**Objective:** Reproduce each record exactly.

**Input material:**

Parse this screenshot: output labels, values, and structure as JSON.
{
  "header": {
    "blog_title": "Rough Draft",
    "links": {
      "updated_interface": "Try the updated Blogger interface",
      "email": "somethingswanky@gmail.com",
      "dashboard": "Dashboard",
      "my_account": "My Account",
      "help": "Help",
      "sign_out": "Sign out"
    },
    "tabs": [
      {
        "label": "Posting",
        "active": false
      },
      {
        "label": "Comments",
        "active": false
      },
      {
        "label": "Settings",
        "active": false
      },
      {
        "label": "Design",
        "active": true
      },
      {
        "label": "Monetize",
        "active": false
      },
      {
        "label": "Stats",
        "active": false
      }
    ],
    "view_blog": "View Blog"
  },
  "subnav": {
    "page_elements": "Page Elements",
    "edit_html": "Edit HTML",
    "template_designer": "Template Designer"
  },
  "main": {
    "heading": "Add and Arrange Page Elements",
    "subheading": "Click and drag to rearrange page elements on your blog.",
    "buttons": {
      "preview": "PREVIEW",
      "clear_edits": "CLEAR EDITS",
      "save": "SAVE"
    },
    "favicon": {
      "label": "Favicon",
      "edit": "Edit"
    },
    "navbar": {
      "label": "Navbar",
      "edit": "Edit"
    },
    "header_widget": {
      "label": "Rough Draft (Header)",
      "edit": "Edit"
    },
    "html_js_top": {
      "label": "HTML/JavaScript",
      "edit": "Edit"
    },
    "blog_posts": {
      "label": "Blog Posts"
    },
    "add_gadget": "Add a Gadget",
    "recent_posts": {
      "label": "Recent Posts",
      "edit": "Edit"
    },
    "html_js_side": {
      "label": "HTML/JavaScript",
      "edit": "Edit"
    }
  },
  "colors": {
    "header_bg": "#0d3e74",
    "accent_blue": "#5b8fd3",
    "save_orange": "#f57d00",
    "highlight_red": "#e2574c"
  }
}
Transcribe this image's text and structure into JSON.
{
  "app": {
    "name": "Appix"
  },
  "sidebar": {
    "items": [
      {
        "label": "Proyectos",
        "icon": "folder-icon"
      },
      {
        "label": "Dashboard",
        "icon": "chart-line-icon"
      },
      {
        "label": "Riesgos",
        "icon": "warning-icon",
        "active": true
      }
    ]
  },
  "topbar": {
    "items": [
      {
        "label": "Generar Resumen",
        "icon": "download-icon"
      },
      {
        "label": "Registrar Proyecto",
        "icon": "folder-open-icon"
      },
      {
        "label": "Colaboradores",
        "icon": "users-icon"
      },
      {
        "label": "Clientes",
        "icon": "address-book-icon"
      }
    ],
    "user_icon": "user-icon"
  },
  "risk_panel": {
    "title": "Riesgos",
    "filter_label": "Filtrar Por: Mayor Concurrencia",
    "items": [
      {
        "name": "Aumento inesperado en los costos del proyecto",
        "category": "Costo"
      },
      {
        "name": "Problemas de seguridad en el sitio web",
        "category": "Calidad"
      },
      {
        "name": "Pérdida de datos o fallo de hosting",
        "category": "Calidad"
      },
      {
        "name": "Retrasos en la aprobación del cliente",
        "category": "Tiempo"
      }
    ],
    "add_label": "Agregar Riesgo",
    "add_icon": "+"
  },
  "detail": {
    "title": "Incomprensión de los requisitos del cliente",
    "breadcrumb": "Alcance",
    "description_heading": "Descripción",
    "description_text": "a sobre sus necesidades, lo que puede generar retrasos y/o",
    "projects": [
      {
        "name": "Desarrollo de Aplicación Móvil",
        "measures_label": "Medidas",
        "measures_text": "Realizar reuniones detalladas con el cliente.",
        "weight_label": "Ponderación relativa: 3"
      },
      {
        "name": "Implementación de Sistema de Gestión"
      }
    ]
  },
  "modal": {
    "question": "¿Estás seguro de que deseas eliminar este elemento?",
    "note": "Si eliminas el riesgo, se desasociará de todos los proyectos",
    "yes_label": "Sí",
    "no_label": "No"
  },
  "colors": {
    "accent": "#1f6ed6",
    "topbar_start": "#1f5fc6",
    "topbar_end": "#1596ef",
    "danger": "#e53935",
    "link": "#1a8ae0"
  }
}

**Answer to this exercise:**
Parse this screenshot: output labels, values, and structure as JSON.
{
  "header": {
    "blog_title": "Rough Draft",
    "links": {
      "updated_interface": "Try the updated Blogger interface",
      "email": "somethingswanky@gmail.com",
      "dashboard": "Dashboard",
      "my_account": "My Account",
      "help": "Help",
      "sign_out": "Sign out"
    },
    "tabs": [
      {
        "label": "Posting",
        "active": false
      },
      {
        "label": "Comments",
        "active": false
      },
      {
        "label": "Settings",
        "active": false
      },
      {
        "label": "Design",
        "active": true
      },
      {
        "label": "Monetize",
        "active": false
      },
      {
        "label": "Stats",
        "active": false
      }
    ],
    "view_blog": "View Blog"
  },
  "subnav": {
    "page_elements": "Page Elements",
    "edit_html": "Edit HTML",
    "template_designer": "Template Designer"
  },
  "main": {
    "heading": "Add and Arrange Page Elements",
    "subheading": "Click and drag to rearrange page elements on your blog.",
    "buttons": {
      "preview": "PREVIEW",
      "clear_edits": "CLEAR EDITS",
      "save": "SAVE"
    },
    "favicon": {
      "label": "Favicon",
      "edit": "Edit"
    },
    "navbar": {
      "label": "Navbar",
      "edit": "Edit"
    },
    "header_widget": {
      "label": "Rough Draft (Header)",
      "edit": "Edit"
    },
    "html_js_top": {
      "label": "HTML/JavaScript",
      "edit": "Edit"
    },
    "blog_posts": {
      "label": "Blog Posts"
    },
    "add_gadget": "Add a Gadget",
    "recent_posts": {
      "label": "Recent Posts",
      "edit": "Edit"
    },
    "html_js_side": {
      "label": "HTML/JavaScript",
      "edit": "Edit"
    }
  },
  "colors": {
    "header_bg": "#0d3e74",
    "accent_blue": "#5b8fd3",
    "save_orange": "#f57d00",
    "highlight_red": "#e2574c"
  }
}
Transcribe this image's text and structure into JSON.
{
  "app": {
    "name": "Appix"
  },
  "sidebar": {
    "items": [
      {
        "label": "Proyectos",
        "icon": "folder-icon"
      },
      {
        "label": "Dashboard",
        "icon": "chart-line-icon"
      },
      {
        "label": "Riesgos",
        "icon": "warning-icon",
        "active": true
      }
    ]
  },
  "topbar": {
    "items": [
      {
        "label": "Generar Resumen",
        "icon": "download-icon"
      },
      {
        "label": "Registrar Proyecto",
        "icon": "folder-open-icon"
      },
      {
        "label": "Colaboradores",
        "icon": "users-icon"
      },
      {
        "label": "Clientes",
        "icon": "address-book-icon"
      }
    ],
    "user_icon": "user-icon"
  },
  "risk_panel": {
    "title": "Riesgos",
    "filter_label": "Filtrar Por: Mayor Concurrencia",
    "items": [
      {
        "name": "Aumento inesperado en los costos del proyecto",
        "category": "Costo"
      },
      {
        "name": "Problemas de seguridad en el sitio web",
        "category": "Calidad"
      },
      {
        "name": "Pérdida de datos o fallo de hosting",
        "category": "Calidad"
      },
      {
        "name": "Retrasos en la aprobación del cliente",
        "category": "Tiempo"
      }
    ],
    "add_label": "Agregar Riesgo",
    "add_icon": "+"
  },
  "detail": {
    "title": "Incomprensión de los requisitos del cliente",
    "breadcrumb": "Alcance",
    "description_heading": "Descripción",
    "description_text": "a sobre sus necesidades, lo que puede generar retrasos y/o",
    "projects": [
      {
        "name": "Desarrollo de Aplicación Móvil",
        "measures_label": "Medidas",
        "measures_text": "Realizar reuniones detalladas con el cliente.",
        "weight_label": "Ponderación relativa: 3"
      },
      {
        "name": "Implementación de Sistema de Gestión"
      }
    ]
  },
  "modal": {
    "question": "¿Estás seguro de que deseas eliminar este elemento?",
    "note": "Si eliminas el riesgo, se desasociará de todos los proyectos",
    "yes_label": "Sí",
    "no_label": "No"
  },
  "colors": {
    "accent": "#1f6ed6",
    "topbar_start": "#1f5fc6",
    "topbar_end": "#1596ef",
    "danger": "#e53935",
    "link": "#1a8ae0"
  }
}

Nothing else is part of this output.